Chart and figure data:

:::::

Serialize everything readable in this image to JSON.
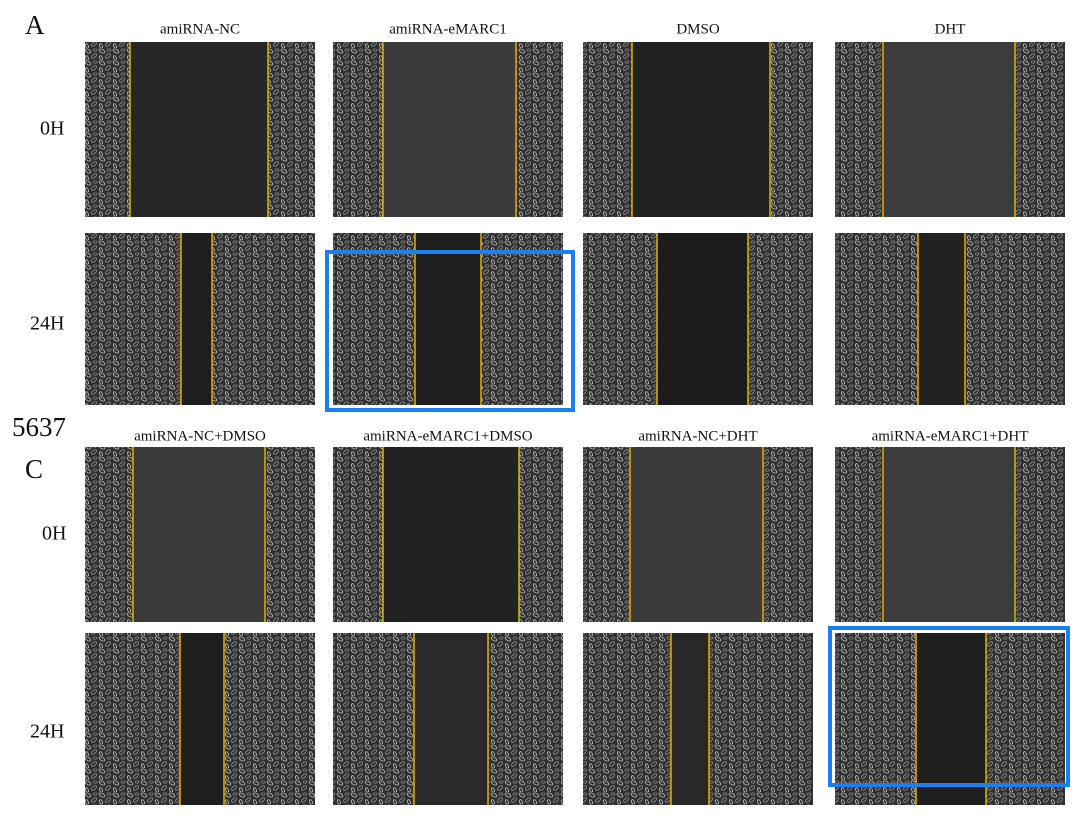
{
  "cell_line": "5637",
  "panels": [
    {
      "label": "A",
      "columns": [
        "amiRNA-NC",
        "amiRNA-eMARC1",
        "DMSO",
        "DHT"
      ],
      "rows": [
        "0H",
        "24H"
      ]
    },
    {
      "label": "C",
      "columns": [
        "amiRNA-NC+DMSO",
        "amiRNA-eMARC1+DMSO",
        "amiRNA-NC+DHT",
        "amiRNA-eMARC1+DHT"
      ],
      "rows": [
        "0H",
        "24H"
      ]
    }
  ]
}
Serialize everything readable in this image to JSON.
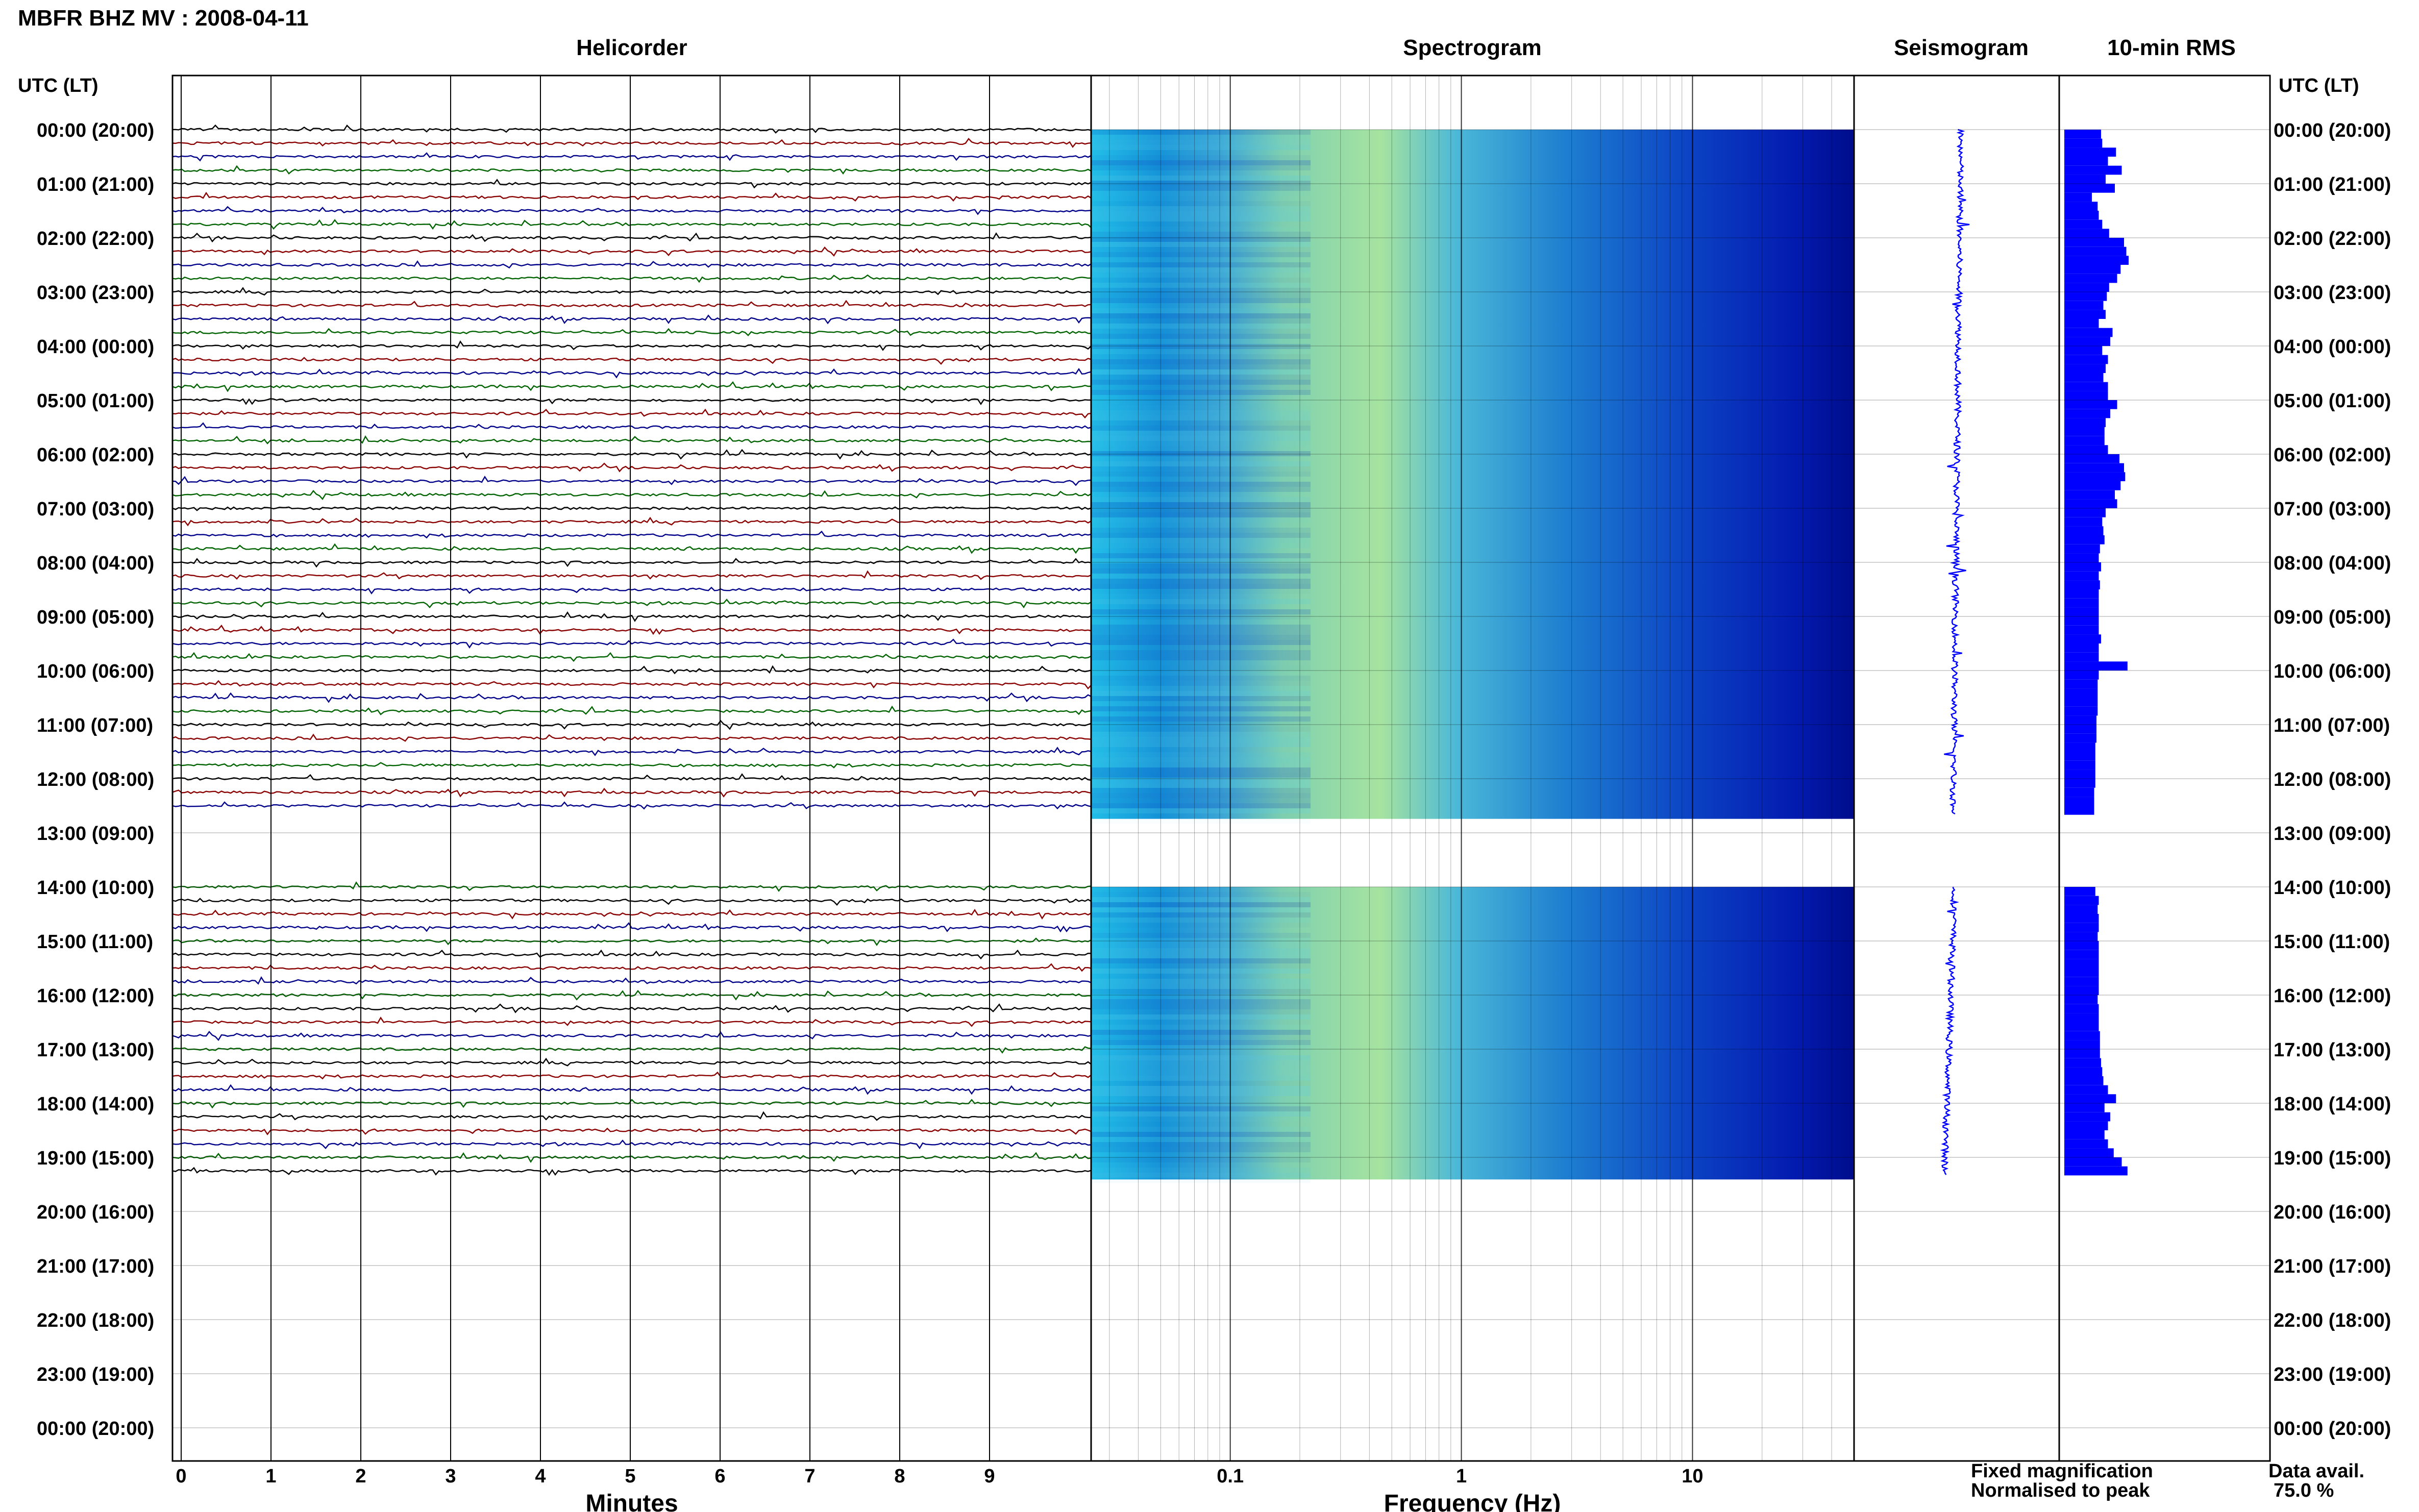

:::::

Set exercise: Please write out all of the material above without changing a word, and omit any pictures.

Answer below:
Serialize everything readable in this image to JSON.
{
  "cell_line": "5637",
  "panels": [
    {
      "label": "A",
      "columns": [
        "amiRNA-NC",
        "amiRNA-eMARC1",
        "DMSO",
        "DHT"
      ],
      "rows": [
        "0H",
        "24H"
      ]
    },
    {
      "label": "C",
      "columns": [
        "amiRNA-NC+DMSO",
        "amiRNA-eMARC1+DMSO",
        "amiRNA-NC+DHT",
        "amiRNA-eMARC1+DHT"
      ],
      "rows": [
        "0H",
        "24H"
      ]
    }
  ]
}
Serialize everything readable in this image to JSON.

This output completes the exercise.